Data items:
==============================

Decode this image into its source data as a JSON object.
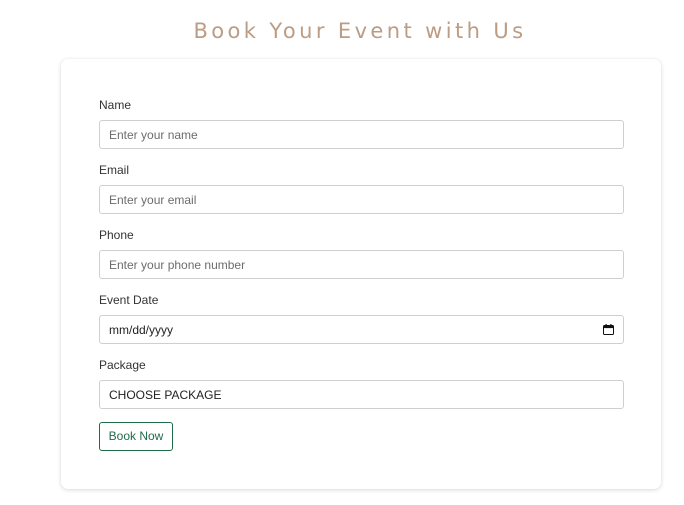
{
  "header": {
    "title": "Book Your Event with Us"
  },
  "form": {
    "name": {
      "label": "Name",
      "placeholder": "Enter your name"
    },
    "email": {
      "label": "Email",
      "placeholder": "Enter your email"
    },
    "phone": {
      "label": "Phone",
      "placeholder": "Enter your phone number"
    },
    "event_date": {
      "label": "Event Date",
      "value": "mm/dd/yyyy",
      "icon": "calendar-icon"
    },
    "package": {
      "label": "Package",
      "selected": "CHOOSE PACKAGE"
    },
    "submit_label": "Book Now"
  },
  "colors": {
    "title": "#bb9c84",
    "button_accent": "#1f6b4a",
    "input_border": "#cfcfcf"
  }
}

==============================

▶ _Task to carry out_:
Copy the whole listing above word for word but do not carry over the pictures.

▶ _Result for this task_:
Decode this image into its source data as a JSON object.
{
  "header": {
    "title": "Book Your Event with Us"
  },
  "form": {
    "name": {
      "label": "Name",
      "placeholder": "Enter your name"
    },
    "email": {
      "label": "Email",
      "placeholder": "Enter your email"
    },
    "phone": {
      "label": "Phone",
      "placeholder": "Enter your phone number"
    },
    "event_date": {
      "label": "Event Date",
      "value": "mm/dd/yyyy",
      "icon": "calendar-icon"
    },
    "package": {
      "label": "Package",
      "selected": "CHOOSE PACKAGE"
    },
    "submit_label": "Book Now"
  },
  "colors": {
    "title": "#bb9c84",
    "button_accent": "#1f6b4a",
    "input_border": "#cfcfcf"
  }
}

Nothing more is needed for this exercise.